Rows from a dataset:
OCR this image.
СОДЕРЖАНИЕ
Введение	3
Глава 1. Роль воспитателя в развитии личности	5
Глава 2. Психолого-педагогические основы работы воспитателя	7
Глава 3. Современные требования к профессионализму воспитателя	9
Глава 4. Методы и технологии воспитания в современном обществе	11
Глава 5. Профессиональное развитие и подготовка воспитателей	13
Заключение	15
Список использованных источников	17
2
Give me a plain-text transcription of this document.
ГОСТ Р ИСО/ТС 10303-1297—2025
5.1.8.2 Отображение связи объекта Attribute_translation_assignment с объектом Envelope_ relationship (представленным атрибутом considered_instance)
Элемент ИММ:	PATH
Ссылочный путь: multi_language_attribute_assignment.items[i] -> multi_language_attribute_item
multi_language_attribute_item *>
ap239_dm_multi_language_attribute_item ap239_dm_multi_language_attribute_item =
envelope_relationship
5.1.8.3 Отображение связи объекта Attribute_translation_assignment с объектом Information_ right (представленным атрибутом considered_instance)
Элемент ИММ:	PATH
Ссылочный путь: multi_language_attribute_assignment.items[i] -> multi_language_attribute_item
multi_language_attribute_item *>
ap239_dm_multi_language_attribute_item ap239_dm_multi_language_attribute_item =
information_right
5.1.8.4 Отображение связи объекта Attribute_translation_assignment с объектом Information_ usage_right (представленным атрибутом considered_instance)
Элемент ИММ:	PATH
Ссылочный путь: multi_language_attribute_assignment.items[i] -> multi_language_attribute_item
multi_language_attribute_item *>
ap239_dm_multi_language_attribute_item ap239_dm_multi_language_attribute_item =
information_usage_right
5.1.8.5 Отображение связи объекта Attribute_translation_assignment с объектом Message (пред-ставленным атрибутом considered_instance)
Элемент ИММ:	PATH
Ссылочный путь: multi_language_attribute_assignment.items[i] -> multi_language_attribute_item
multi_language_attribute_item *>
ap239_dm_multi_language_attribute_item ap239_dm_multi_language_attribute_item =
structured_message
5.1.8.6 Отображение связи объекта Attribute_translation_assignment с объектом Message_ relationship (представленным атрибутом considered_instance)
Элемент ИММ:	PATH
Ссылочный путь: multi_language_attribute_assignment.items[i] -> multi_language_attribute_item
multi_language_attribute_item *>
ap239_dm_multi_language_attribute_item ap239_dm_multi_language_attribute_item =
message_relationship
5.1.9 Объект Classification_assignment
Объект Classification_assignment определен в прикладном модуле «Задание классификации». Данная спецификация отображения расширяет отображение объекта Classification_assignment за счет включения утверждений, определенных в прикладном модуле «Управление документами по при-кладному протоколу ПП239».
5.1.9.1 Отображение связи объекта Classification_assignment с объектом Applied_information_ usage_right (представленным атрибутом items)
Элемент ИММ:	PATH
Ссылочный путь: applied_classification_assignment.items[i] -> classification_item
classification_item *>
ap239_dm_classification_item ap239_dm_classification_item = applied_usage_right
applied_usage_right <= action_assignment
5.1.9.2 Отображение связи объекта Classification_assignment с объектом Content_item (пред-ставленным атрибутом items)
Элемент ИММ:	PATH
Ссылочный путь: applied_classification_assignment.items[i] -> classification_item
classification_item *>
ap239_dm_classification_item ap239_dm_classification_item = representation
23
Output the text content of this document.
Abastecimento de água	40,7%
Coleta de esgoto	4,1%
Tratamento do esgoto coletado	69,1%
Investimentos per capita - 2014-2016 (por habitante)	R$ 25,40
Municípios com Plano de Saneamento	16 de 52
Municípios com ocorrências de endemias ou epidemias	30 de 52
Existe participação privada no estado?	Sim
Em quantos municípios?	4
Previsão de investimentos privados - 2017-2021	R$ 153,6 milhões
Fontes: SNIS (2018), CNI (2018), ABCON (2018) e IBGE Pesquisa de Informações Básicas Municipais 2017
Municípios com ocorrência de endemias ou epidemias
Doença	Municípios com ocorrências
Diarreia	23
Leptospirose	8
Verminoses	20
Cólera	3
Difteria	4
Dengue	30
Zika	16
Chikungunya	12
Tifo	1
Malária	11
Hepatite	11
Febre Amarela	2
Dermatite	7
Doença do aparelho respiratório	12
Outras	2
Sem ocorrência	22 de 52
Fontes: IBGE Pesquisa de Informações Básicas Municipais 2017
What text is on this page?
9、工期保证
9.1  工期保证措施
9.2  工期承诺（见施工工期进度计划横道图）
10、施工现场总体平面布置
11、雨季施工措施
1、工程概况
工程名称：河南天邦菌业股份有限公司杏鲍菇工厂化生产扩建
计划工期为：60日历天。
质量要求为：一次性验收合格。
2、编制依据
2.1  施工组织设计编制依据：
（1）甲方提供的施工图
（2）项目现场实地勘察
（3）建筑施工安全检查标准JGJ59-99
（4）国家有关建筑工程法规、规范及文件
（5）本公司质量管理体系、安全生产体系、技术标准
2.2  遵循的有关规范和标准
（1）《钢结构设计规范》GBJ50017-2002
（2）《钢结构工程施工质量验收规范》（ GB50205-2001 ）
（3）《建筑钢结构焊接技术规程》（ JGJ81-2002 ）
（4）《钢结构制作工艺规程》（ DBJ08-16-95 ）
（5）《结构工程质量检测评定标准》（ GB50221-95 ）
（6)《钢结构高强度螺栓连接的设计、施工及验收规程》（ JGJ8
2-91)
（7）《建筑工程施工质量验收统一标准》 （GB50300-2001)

• _WHAT TO DO_
Reproduce all the data word for word.

• _EXERCISE OUTPUT_
OCR this image.
СОДЕРЖАНИЕ
Введение	3
Глава 1. Роль воспитателя в развитии личности	5
Глава 2. Психолого-педагогические основы работы воспитателя	7
Глава 3. Современные требования к профессионализму воспитателя	9
Глава 4. Методы и технологии воспитания в современном обществе	11
Глава 5. Профессиональное развитие и подготовка воспитателей	13
Заключение	15
Список использованных источников	17
2
Give me a plain-text transcription of this document.
ГОСТ Р ИСО/ТС 10303-1297—2025
5.1.8.2 Отображение связи объекта Attribute_translation_assignment с объектом Envelope_ relationship (представленным атрибутом considered_instance)
Элемент ИММ:	PATH
Ссылочный путь: multi_language_attribute_assignment.items[i] -> multi_language_attribute_item
multi_language_attribute_item *>
ap239_dm_multi_language_attribute_item ap239_dm_multi_language_attribute_item =
envelope_relationship
5.1.8.3 Отображение связи объекта Attribute_translation_assignment с объектом Information_ right (представленным атрибутом considered_instance)
Элемент ИММ:	PATH
Ссылочный путь: multi_language_attribute_assignment.items[i] -> multi_language_attribute_item
multi_language_attribute_item *>
ap239_dm_multi_language_attribute_item ap239_dm_multi_language_attribute_item =
information_right
5.1.8.4 Отображение связи объекта Attribute_translation_assignment с объектом Information_ usage_right (представленным атрибутом considered_instance)
Элемент ИММ:	PATH
Ссылочный путь: multi_language_attribute_assignment.items[i] -> multi_language_attribute_item
multi_language_attribute_item *>
ap239_dm_multi_language_attribute_item ap239_dm_multi_language_attribute_item =
information_usage_right
5.1.8.5 Отображение связи объекта Attribute_translation_assignment с объектом Message (пред-ставленным атрибутом considered_instance)
Элемент ИММ:	PATH
Ссылочный путь: multi_language_attribute_assignment.items[i] -> multi_language_attribute_item
multi_language_attribute_item *>
ap239_dm_multi_language_attribute_item ap239_dm_multi_language_attribute_item =
structured_message
5.1.8.6 Отображение связи объекта Attribute_translation_assignment с объектом Message_ relationship (представленным атрибутом considered_instance)
Элемент ИММ:	PATH
Ссылочный путь: multi_language_attribute_assignment.items[i] -> multi_language_attribute_item
multi_language_attribute_item *>
ap239_dm_multi_language_attribute_item ap239_dm_multi_language_attribute_item =
message_relationship
5.1.9 Объект Classification_assignment
Объект Classification_assignment определен в прикладном модуле «Задание классификации». Данная спецификация отображения расширяет отображение объекта Classification_assignment за счет включения утверждений, определенных в прикладном модуле «Управление документами по при-кладному протоколу ПП239».
5.1.9.1 Отображение связи объекта Classification_assignment с объектом Applied_information_ usage_right (представленным атрибутом items)
Элемент ИММ:	PATH
Ссылочный путь: applied_classification_assignment.items[i] -> classification_item
classification_item *>
ap239_dm_classification_item ap239_dm_classification_item = applied_usage_right
applied_usage_right <= action_assignment
5.1.9.2 Отображение связи объекта Classification_assignment с объектом Content_item (пред-ставленным атрибутом items)
Элемент ИММ:	PATH
Ссылочный путь: applied_classification_assignment.items[i] -> classification_item
classification_item *>
ap239_dm_classification_item ap239_dm_classification_item = representation
23
Output the text content of this document.
Abastecimento de água	40,7%
Coleta de esgoto	4,1%
Tratamento do esgoto coletado	69,1%
Investimentos per capita - 2014-2016 (por habitante)	R$ 25,40
Municípios com Plano de Saneamento	16 de 52
Municípios com ocorrências de endemias ou epidemias	30 de 52
Existe participação privada no estado?	Sim
Em quantos municípios?	4
Previsão de investimentos privados - 2017-2021	R$ 153,6 milhões
Fontes: SNIS (2018), CNI (2018), ABCON (2018) e IBGE Pesquisa de Informações Básicas Municipais 2017
Municípios com ocorrência de endemias ou epidemias
Doença	Municípios com ocorrências
Diarreia	23
Leptospirose	8
Verminoses	20
Cólera	3
Difteria	4
Dengue	30
Zika	16
Chikungunya	12
Tifo	1
Malária	11
Hepatite	11
Febre Amarela	2
Dermatite	7
Doença do aparelho respiratório	12
Outras	2
Sem ocorrência	22 de 52
Fontes: IBGE Pesquisa de Informações Básicas Municipais 2017
What text is on this page?
9、工期保证
9.1  工期保证措施
9.2  工期承诺（见施工工期进度计划横道图）
10、施工现场总体平面布置
11、雨季施工措施
1、工程概况
工程名称：河南天邦菌业股份有限公司杏鲍菇工厂化生产扩建
计划工期为：60日历天。
质量要求为：一次性验收合格。
2、编制依据
2.1  施工组织设计编制依据：
（1）甲方提供的施工图
（2）项目现场实地勘察
（3）建筑施工安全检查标准JGJ59-99
（4）国家有关建筑工程法规、规范及文件
（5）本公司质量管理体系、安全生产体系、技术标准
2.2  遵循的有关规范和标准
（1）《钢结构设计规范》GBJ50017-2002
（2）《钢结构工程施工质量验收规范》（ GB50205-2001 ）
（3）《建筑钢结构焊接技术规程》（ JGJ81-2002 ）
（4）《钢结构制作工艺规程》（ DBJ08-16-95 ）
（5）《结构工程质量检测评定标准》（ GB50221-95 ）
（6)《钢结构高强度螺栓连接的设计、施工及验收规程》（ JGJ8
2-91)
（7）《建筑工程施工质量验收统一标准》 （GB50300-2001)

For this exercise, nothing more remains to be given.